● **WHAT YOU HAVE TO DO**:
Both the line containing "Give me the" and the last line of the listing are included: write out exactly the lines from one to the other.

● **Stored data entries**:
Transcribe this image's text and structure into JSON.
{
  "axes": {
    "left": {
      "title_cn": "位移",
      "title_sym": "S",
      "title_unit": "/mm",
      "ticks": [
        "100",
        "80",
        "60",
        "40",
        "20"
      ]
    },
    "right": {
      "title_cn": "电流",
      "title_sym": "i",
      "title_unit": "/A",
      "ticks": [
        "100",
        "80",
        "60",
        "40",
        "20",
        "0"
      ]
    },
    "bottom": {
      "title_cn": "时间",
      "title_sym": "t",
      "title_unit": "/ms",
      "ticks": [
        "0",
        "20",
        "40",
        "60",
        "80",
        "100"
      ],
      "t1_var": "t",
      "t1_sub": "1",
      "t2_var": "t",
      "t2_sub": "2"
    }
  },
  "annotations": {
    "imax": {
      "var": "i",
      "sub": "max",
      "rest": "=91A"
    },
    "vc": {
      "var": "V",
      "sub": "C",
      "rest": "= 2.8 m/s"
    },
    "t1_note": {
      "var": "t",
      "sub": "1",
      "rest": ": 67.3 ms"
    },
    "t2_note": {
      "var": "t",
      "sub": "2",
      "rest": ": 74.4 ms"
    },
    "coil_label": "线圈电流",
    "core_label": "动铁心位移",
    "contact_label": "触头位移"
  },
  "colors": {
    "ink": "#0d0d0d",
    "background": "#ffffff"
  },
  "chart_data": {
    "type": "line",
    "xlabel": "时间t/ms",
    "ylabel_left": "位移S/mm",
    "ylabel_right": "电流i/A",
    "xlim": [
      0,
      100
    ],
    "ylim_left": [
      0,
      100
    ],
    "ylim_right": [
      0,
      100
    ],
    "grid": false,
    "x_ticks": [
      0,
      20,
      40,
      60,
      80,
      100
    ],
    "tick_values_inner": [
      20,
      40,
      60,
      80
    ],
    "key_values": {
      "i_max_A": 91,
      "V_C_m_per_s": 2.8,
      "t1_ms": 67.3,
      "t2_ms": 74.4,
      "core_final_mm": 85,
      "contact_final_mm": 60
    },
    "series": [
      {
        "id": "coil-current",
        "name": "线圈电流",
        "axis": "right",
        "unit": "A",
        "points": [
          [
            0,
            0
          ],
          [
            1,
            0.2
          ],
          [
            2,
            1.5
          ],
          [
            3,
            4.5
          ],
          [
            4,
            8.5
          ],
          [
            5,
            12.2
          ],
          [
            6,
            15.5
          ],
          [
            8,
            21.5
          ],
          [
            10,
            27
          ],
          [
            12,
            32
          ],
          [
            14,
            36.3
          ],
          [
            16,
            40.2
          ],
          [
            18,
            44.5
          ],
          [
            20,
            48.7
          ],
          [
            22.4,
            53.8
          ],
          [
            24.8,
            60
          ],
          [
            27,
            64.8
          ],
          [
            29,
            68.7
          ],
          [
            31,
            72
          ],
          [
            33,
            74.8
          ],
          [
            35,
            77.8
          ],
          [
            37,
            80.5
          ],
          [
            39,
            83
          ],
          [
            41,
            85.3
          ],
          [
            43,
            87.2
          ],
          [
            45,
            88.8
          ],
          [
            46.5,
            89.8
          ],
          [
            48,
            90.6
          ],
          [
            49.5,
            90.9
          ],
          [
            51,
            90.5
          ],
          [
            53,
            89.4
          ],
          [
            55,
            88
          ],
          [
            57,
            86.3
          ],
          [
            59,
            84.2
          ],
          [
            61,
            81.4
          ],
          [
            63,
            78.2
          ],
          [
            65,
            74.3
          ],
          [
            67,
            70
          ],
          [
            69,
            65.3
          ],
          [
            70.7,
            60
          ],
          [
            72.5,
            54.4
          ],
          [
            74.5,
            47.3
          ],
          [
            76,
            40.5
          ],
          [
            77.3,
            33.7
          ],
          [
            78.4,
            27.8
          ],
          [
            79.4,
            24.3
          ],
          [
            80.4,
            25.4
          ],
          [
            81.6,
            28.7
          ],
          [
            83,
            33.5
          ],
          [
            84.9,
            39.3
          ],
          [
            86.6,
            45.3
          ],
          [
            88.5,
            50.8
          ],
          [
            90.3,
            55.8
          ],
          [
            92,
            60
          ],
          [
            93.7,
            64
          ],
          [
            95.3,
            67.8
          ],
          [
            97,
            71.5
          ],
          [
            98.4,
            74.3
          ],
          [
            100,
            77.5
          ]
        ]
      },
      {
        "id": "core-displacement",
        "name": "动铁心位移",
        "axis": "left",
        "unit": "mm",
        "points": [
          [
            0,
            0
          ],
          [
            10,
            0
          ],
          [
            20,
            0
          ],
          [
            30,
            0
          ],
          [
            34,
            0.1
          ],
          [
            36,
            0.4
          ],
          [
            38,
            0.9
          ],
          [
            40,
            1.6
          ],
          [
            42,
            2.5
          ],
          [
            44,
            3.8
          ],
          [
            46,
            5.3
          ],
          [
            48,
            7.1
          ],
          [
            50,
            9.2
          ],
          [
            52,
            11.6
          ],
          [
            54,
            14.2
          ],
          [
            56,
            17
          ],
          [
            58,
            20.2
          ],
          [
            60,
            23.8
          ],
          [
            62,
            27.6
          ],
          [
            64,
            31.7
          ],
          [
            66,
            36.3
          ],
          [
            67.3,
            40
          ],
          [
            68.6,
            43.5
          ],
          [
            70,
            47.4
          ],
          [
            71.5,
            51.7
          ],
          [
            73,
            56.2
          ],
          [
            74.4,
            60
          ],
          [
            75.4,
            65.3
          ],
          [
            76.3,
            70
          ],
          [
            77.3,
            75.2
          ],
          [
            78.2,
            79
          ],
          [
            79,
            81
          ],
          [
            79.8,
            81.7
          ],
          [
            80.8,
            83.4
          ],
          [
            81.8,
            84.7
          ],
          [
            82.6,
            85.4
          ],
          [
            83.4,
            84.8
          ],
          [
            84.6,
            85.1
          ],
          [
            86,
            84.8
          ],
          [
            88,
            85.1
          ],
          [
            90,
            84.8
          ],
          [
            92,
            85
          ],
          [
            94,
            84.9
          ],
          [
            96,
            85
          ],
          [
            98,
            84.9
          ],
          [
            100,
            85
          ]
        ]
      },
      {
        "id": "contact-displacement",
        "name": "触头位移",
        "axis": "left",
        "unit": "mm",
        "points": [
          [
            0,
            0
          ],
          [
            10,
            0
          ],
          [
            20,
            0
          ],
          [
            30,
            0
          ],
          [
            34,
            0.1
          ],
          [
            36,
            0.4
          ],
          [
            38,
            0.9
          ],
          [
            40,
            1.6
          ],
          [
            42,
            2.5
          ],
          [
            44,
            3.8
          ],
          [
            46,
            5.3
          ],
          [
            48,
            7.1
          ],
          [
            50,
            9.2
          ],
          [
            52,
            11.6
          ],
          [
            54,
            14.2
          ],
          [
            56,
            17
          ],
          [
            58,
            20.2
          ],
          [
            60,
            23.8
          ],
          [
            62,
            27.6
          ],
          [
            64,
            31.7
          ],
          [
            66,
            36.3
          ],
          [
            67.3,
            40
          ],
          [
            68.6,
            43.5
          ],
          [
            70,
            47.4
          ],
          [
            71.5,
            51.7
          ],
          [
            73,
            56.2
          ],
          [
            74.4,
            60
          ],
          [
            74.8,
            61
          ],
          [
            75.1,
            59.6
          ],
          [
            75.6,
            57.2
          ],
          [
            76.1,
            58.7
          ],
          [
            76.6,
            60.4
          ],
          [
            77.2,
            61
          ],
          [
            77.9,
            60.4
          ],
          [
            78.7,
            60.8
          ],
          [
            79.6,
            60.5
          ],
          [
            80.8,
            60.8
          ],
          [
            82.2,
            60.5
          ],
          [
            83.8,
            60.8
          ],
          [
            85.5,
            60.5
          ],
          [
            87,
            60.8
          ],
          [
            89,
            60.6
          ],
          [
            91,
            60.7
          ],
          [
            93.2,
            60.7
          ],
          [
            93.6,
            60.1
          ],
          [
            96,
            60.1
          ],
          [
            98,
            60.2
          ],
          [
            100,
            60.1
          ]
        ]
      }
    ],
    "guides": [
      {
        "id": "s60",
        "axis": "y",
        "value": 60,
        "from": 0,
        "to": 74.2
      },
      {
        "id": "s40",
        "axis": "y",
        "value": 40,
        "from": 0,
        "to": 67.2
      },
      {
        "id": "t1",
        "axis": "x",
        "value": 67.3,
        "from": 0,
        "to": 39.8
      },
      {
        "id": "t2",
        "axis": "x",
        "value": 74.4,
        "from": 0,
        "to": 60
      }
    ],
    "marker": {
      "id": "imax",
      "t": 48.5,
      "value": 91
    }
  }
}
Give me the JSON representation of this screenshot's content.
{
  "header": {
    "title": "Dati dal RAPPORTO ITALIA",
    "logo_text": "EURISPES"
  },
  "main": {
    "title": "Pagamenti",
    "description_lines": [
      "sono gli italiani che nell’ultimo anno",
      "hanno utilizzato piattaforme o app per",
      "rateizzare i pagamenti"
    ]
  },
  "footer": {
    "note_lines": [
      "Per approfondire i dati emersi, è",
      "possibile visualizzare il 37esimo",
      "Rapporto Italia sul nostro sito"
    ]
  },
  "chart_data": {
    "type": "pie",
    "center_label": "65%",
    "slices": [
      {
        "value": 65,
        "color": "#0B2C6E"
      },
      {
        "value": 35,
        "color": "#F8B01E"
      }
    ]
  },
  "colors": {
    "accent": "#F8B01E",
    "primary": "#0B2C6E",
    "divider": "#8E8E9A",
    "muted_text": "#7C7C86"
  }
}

● **TASK RESPONSE**:
Give me the JSON representation of this screenshot's content.
{
  "header": {
    "title": "Dati dal RAPPORTO ITALIA",
    "logo_text": "EURISPES"
  },
  "main": {
    "title": "Pagamenti",
    "description_lines": [
      "sono gli italiani che nell’ultimo anno",
      "hanno utilizzato piattaforme o app per",
      "rateizzare i pagamenti"
    ]
  },
  "footer": {
    "note_lines": [
      "Per approfondire i dati emersi, è",
      "possibile visualizzare il 37esimo",
      "Rapporto Italia sul nostro sito"
    ]
  },
  "chart_data": {
    "type": "pie",
    "center_label": "65%",
    "slices": [
      {
        "value": 65,
        "color": "#0B2C6E"
      },
      {
        "value": 35,
        "color": "#F8B01E"
      }
    ]
  },
  "colors": {
    "accent": "#F8B01E",
    "primary": "#0B2C6E",
    "divider": "#8E8E9A",
    "muted_text": "#7C7C86"
  }
}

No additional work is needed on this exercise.